## What to produce
Exactly reproduce the entries, dropping any pictures from your copy.

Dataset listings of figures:
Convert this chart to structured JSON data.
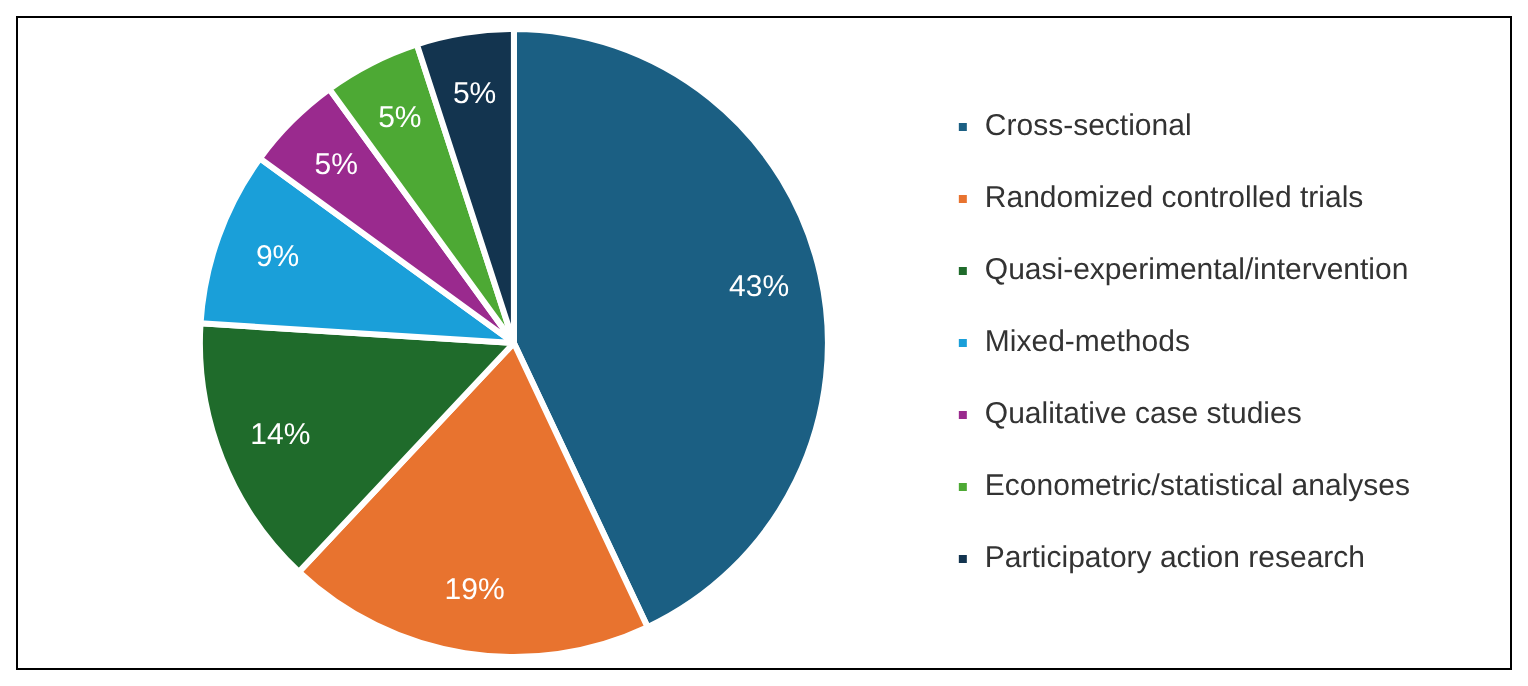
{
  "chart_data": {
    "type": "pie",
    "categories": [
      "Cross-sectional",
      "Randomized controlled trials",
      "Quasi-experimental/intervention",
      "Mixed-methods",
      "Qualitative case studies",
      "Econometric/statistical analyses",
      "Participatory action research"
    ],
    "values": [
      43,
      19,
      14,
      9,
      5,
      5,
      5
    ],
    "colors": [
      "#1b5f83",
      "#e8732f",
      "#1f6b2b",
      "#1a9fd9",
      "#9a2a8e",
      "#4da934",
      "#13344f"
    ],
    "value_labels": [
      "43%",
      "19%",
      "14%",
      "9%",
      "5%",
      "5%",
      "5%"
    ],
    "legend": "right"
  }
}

## Answer to this exercise
Convert this chart to structured JSON data.
{
  "chart_data": {
    "type": "pie",
    "categories": [
      "Cross-sectional",
      "Randomized controlled trials",
      "Quasi-experimental/intervention",
      "Mixed-methods",
      "Qualitative case studies",
      "Econometric/statistical analyses",
      "Participatory action research"
    ],
    "values": [
      43,
      19,
      14,
      9,
      5,
      5,
      5
    ],
    "colors": [
      "#1b5f83",
      "#e8732f",
      "#1f6b2b",
      "#1a9fd9",
      "#9a2a8e",
      "#4da934",
      "#13344f"
    ],
    "value_labels": [
      "43%",
      "19%",
      "14%",
      "9%",
      "5%",
      "5%",
      "5%"
    ],
    "legend": "right"
  }
}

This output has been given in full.